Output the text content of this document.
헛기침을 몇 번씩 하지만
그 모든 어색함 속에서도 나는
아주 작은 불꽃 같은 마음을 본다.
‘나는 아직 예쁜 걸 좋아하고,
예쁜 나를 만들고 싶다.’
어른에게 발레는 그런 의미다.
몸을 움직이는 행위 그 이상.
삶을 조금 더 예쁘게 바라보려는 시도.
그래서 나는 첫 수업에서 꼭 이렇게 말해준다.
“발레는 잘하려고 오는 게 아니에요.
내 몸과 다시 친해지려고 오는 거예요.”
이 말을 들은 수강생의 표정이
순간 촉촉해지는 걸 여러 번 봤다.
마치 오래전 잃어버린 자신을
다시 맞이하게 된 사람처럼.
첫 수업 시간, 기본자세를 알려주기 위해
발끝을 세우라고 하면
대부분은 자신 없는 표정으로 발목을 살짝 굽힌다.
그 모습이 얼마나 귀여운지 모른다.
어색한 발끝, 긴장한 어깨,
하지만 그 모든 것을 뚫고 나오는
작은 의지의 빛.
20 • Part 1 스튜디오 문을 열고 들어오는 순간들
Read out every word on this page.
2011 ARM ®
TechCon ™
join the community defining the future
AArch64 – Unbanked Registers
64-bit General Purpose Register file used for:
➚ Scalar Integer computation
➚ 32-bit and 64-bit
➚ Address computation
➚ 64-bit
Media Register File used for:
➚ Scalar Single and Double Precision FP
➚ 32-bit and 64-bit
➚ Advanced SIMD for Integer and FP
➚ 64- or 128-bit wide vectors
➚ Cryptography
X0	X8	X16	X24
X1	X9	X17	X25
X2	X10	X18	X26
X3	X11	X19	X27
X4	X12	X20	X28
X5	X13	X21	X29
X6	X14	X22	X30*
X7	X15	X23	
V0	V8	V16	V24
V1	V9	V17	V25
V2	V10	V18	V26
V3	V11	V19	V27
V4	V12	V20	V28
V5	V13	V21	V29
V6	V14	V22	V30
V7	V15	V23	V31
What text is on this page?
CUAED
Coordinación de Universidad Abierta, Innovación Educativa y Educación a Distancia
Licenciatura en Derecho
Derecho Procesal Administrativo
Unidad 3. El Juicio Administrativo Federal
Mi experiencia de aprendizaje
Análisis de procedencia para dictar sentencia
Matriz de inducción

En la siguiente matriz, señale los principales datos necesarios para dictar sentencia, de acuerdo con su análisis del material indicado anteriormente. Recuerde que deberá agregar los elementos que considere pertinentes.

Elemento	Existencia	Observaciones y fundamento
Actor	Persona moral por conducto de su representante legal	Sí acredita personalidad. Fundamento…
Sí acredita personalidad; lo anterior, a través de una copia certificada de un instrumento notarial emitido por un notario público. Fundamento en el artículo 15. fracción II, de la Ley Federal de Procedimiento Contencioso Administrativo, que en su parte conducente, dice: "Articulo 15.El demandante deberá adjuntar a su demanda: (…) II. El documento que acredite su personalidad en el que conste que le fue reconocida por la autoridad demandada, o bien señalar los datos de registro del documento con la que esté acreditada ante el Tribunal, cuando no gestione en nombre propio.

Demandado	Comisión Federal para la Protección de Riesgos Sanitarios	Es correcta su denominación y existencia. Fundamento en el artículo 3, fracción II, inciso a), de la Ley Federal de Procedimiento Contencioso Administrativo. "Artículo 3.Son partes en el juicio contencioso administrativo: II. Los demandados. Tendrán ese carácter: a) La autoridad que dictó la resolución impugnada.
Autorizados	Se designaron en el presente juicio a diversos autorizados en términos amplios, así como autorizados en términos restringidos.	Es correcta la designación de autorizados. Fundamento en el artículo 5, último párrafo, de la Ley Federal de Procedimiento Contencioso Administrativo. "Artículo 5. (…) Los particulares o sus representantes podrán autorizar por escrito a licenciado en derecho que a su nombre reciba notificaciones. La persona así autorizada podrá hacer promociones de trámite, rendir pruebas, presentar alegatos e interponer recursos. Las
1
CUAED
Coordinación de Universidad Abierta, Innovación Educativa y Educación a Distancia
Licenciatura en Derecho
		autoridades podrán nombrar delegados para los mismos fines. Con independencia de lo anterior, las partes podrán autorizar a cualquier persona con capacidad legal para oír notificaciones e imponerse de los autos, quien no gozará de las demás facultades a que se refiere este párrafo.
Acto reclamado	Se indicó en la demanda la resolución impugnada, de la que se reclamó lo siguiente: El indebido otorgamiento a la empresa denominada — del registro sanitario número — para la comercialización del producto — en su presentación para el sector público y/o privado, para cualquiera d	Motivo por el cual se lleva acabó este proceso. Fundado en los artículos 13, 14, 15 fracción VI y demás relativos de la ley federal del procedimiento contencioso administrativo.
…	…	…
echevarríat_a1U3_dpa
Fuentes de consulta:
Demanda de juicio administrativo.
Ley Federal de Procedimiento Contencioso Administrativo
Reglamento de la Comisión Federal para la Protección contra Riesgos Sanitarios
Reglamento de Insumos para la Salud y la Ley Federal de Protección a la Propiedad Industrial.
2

==

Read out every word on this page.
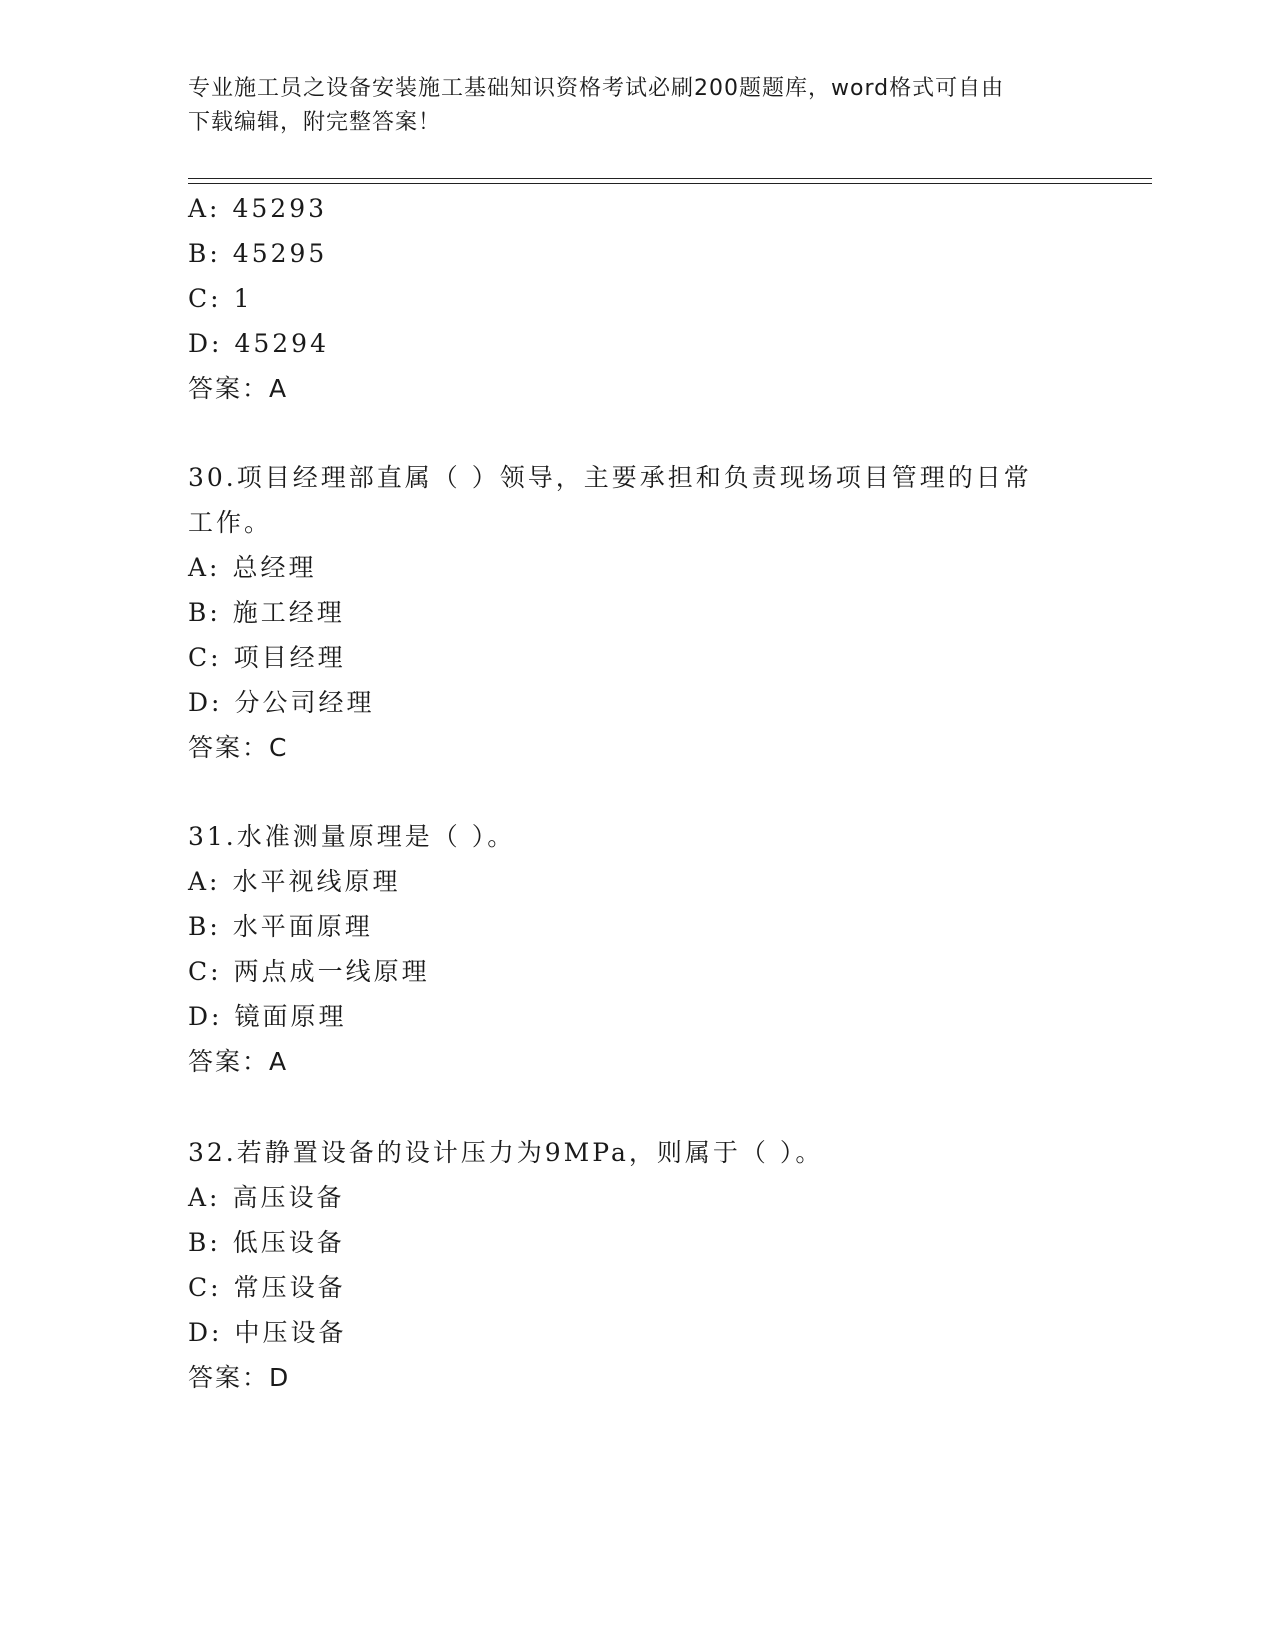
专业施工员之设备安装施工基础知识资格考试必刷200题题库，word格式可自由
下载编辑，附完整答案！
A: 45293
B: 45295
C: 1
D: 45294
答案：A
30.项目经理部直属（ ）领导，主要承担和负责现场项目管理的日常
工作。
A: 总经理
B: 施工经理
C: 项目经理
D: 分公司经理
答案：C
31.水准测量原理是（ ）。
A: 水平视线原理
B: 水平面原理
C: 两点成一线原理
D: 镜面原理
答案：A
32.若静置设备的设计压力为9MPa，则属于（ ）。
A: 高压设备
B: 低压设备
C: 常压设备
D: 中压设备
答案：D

# PROBLEM
Pull out all lines of the data with the string "Comisión".

# OUTPUT BELOW
Demandado	Comisión Federal para la Protección de Riesgos Sanitarios	Es correcta su denominación y existencia. Fundamento en el artículo 3, fracción II, inciso a), de la Ley Federal de Procedimiento Contencioso Administrativo. "Artículo 3.Son partes en el juicio contencioso administrativo: II. Los demandados. Tendrán ese carácter: a) La autoridad que dictó la resolución impugnada.
Reglamento de la Comisión Federal para la Protección contra Riesgos Sanitarios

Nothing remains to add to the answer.